**Stated exercise**: Where a line holds "potential", copy it.

**Provided data**:
────────────────────────────────────────

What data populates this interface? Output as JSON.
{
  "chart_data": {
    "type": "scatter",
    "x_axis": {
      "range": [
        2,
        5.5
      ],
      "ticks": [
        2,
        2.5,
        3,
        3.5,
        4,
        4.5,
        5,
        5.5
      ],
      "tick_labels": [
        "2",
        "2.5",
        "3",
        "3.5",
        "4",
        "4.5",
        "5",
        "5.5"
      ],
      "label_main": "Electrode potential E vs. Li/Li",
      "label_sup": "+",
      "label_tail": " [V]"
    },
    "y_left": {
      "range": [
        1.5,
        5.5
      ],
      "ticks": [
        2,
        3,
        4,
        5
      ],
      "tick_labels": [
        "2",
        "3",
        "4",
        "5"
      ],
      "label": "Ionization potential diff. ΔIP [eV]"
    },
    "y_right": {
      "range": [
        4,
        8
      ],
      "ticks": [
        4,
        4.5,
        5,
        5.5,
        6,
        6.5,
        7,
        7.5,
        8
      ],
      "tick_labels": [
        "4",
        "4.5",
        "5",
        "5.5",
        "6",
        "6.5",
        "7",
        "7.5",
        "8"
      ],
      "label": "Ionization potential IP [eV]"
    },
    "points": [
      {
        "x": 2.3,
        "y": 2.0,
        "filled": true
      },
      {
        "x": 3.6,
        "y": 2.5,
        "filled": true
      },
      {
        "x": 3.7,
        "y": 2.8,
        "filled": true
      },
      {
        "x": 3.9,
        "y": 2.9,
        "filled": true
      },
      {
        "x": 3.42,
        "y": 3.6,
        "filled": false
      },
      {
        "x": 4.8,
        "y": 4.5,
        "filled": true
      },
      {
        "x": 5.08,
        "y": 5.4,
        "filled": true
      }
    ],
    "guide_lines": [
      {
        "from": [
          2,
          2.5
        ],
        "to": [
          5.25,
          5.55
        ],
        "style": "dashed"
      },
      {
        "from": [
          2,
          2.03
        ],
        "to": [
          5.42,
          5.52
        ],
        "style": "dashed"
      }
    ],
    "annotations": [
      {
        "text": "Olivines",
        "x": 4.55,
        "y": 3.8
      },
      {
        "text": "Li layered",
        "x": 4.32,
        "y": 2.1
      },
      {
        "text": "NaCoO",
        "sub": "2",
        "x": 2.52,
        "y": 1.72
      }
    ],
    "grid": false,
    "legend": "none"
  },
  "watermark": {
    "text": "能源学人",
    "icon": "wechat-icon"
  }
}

────────────────────────────────────────

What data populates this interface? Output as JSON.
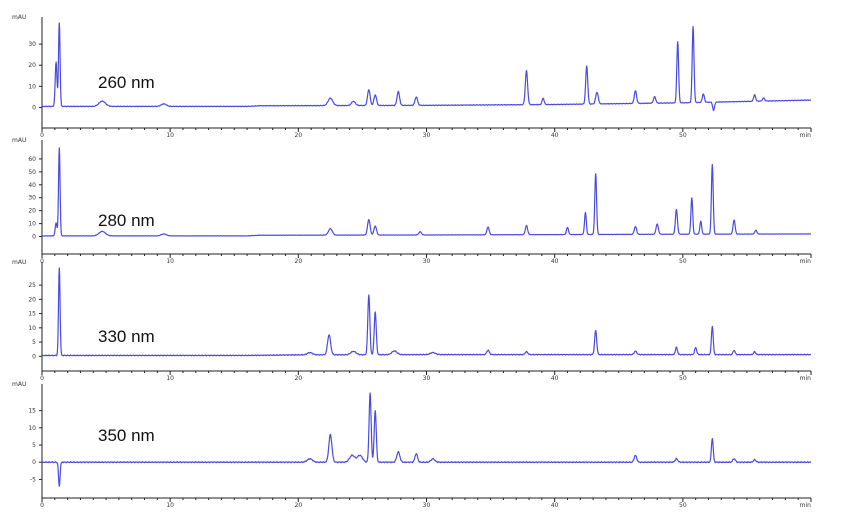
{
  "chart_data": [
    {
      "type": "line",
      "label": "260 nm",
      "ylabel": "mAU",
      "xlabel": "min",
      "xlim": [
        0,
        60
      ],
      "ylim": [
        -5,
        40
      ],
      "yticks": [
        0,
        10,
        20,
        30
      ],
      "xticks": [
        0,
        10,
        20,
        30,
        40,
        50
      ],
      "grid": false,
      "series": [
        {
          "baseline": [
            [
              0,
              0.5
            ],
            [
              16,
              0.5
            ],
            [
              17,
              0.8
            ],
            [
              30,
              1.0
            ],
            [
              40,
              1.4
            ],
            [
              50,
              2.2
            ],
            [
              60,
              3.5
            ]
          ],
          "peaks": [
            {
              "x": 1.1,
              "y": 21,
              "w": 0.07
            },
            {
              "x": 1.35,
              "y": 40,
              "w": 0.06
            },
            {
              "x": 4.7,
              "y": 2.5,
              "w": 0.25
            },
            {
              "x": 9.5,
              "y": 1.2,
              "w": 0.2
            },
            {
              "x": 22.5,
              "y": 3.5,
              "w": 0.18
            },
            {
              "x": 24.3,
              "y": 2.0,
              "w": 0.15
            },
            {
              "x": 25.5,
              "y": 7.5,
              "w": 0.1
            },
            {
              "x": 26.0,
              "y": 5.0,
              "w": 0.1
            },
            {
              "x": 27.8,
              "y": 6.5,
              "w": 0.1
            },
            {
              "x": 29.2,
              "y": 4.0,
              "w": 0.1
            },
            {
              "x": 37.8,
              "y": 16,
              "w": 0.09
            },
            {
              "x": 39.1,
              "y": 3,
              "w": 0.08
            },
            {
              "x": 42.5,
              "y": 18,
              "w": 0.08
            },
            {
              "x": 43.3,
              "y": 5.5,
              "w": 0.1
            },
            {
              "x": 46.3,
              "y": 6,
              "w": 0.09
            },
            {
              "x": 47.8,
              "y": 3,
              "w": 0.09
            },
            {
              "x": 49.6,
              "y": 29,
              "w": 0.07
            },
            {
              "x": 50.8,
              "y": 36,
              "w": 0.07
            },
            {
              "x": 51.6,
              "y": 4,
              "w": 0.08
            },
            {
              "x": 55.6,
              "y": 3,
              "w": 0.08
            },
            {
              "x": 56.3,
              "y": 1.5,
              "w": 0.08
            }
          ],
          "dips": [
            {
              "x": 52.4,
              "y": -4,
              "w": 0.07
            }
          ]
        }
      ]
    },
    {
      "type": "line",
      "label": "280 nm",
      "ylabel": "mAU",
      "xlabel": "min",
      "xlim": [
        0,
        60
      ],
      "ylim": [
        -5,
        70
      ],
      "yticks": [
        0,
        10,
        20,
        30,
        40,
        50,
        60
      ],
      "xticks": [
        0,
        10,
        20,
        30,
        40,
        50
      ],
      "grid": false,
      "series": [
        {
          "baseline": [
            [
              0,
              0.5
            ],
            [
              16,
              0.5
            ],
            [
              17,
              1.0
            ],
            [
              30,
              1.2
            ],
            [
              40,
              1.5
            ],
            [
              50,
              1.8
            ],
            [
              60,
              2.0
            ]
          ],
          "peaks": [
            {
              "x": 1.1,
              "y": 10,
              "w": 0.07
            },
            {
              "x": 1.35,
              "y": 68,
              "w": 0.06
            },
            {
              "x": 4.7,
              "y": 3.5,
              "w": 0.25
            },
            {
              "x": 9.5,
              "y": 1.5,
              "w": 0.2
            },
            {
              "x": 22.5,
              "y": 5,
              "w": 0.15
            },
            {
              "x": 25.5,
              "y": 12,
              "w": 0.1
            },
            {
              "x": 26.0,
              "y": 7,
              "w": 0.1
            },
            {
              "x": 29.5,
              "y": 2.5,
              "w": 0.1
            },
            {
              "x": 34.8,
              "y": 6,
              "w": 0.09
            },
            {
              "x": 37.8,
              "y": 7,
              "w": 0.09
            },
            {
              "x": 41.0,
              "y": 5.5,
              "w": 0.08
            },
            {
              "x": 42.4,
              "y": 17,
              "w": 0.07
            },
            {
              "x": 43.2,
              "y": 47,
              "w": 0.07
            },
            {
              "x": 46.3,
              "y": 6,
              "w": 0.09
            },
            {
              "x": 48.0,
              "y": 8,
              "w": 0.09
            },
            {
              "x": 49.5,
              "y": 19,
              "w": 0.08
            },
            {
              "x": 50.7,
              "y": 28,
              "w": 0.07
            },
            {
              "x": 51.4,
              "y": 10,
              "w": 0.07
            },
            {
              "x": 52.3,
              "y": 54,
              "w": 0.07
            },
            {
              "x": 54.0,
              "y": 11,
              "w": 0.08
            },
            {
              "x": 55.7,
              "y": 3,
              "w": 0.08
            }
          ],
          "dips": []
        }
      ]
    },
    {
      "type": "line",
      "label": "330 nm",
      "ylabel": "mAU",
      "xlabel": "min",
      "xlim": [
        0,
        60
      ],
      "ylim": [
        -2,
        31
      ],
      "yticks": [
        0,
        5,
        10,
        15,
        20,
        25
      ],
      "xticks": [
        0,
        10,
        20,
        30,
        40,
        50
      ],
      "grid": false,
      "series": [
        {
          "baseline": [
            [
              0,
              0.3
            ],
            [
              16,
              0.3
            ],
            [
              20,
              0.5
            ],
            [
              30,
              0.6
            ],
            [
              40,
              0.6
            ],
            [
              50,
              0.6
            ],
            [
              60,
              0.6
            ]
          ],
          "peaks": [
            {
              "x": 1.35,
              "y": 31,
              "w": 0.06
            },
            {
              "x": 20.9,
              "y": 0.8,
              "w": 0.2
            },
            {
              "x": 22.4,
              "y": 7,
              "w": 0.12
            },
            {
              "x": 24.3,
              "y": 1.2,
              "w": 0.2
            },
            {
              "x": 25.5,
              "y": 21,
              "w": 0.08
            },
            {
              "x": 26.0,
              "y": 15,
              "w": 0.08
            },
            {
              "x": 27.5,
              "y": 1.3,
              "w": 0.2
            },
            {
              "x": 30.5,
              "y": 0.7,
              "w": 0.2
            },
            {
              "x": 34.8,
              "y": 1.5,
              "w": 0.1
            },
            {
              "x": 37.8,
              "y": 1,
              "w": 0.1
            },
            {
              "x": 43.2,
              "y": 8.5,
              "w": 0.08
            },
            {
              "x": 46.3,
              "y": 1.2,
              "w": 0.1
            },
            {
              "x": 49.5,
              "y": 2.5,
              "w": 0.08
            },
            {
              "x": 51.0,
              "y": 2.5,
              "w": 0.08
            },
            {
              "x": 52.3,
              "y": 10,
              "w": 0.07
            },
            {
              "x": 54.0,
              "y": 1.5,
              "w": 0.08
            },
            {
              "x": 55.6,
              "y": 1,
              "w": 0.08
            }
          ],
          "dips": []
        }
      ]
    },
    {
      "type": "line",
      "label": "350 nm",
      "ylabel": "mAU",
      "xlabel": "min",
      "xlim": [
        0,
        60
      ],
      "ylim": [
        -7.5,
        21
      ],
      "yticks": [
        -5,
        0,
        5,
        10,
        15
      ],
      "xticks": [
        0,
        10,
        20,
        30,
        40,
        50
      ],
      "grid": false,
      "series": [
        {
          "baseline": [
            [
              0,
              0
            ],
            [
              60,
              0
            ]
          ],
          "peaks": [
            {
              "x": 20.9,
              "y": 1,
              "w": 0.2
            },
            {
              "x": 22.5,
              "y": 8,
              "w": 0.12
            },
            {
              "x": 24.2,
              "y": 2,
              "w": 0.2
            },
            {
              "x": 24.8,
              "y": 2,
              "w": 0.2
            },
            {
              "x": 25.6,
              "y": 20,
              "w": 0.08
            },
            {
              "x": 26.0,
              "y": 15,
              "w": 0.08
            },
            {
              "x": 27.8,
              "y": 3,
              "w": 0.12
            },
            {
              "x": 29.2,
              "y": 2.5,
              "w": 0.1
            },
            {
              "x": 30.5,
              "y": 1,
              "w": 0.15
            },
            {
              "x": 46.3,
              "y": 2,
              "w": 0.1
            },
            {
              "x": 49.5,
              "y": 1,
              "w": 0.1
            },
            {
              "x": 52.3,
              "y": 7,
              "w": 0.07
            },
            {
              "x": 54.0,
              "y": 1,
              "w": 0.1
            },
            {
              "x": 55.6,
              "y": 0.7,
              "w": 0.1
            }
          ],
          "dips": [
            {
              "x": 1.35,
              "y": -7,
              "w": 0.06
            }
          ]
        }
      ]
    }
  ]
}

────────────────────────────────────────

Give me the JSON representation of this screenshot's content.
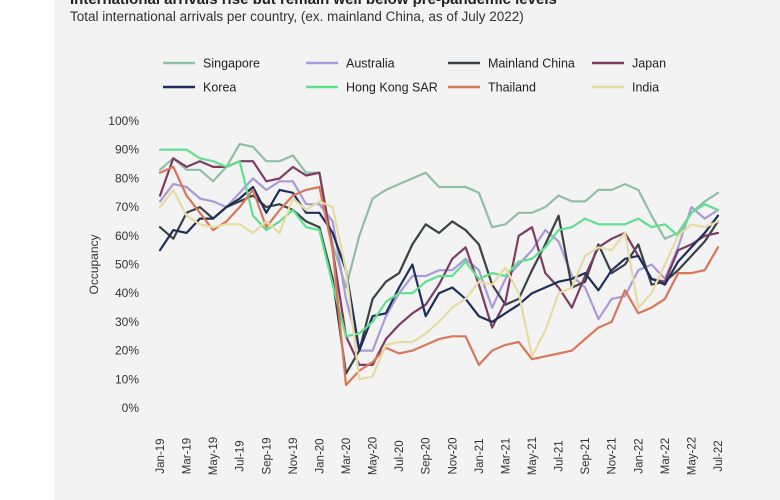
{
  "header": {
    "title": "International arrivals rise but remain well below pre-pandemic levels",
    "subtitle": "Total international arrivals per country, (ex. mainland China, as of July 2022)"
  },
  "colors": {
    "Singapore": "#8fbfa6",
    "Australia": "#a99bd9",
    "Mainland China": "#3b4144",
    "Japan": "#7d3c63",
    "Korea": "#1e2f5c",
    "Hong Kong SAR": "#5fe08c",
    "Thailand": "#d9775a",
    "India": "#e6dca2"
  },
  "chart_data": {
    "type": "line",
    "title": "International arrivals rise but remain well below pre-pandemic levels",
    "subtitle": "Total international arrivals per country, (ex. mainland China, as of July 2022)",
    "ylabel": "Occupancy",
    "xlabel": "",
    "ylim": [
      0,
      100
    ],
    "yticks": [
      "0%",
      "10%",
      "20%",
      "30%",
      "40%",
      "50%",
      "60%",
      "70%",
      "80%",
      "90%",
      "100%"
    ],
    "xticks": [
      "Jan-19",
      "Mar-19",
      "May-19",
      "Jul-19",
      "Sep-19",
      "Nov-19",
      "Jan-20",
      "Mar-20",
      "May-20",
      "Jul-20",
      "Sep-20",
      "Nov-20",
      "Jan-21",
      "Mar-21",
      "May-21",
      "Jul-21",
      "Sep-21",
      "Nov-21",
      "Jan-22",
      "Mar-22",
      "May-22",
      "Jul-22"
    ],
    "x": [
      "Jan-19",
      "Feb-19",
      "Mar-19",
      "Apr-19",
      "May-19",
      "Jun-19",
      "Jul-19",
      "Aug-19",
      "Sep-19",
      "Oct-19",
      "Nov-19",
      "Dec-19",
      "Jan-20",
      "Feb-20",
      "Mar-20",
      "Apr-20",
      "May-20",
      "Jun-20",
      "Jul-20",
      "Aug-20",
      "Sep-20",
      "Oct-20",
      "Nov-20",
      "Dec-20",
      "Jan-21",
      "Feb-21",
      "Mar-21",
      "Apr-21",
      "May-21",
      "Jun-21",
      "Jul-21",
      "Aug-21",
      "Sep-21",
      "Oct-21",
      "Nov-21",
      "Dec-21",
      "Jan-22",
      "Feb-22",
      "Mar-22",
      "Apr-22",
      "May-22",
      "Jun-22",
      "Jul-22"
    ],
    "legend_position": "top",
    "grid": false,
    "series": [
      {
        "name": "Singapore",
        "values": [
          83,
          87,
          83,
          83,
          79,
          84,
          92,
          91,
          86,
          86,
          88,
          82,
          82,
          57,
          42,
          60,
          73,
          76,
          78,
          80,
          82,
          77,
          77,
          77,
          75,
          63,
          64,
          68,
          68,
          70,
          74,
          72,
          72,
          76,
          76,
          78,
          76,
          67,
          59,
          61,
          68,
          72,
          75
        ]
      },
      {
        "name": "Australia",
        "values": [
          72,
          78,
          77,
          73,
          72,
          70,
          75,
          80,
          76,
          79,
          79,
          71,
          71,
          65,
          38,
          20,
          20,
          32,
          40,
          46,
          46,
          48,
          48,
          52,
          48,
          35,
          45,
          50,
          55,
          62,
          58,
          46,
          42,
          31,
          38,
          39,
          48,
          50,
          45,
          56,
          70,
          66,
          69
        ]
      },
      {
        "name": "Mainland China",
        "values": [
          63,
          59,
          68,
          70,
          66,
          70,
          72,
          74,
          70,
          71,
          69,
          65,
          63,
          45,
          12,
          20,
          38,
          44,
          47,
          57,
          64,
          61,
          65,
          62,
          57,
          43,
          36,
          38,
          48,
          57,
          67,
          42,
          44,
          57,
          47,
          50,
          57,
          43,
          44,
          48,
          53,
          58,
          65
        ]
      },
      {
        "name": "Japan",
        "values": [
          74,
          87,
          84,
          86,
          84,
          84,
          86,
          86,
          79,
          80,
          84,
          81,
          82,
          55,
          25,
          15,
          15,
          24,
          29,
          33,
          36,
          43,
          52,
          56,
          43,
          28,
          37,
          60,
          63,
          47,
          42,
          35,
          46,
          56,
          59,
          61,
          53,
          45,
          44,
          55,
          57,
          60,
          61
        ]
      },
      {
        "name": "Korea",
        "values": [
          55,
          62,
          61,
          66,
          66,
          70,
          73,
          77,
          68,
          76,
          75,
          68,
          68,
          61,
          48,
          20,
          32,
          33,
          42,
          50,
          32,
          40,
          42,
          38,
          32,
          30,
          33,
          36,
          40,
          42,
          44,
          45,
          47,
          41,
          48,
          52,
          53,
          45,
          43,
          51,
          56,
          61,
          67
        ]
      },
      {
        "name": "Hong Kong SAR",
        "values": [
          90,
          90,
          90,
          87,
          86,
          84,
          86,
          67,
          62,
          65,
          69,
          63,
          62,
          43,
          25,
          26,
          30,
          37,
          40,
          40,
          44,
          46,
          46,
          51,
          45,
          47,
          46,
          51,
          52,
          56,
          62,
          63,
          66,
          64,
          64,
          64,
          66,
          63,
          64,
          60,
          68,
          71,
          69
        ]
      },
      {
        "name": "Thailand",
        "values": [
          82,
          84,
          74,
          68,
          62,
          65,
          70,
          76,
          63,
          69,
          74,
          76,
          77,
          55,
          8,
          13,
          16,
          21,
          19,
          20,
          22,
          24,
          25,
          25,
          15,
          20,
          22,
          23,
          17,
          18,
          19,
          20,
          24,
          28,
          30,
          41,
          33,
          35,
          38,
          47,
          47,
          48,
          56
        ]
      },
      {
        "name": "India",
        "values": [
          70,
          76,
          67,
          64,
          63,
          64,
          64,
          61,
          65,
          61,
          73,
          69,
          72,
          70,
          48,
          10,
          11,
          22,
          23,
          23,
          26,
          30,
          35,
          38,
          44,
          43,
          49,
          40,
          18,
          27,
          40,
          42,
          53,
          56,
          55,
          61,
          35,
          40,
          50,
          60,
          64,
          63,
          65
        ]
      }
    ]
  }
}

────────────────────────────────────────

**Result**:
      "label_main": "Electrode potential E vs. Li/Li",
      "label": "Ionization potential diff. ΔIP [eV]"
      "label": "Ionization potential IP [eV]"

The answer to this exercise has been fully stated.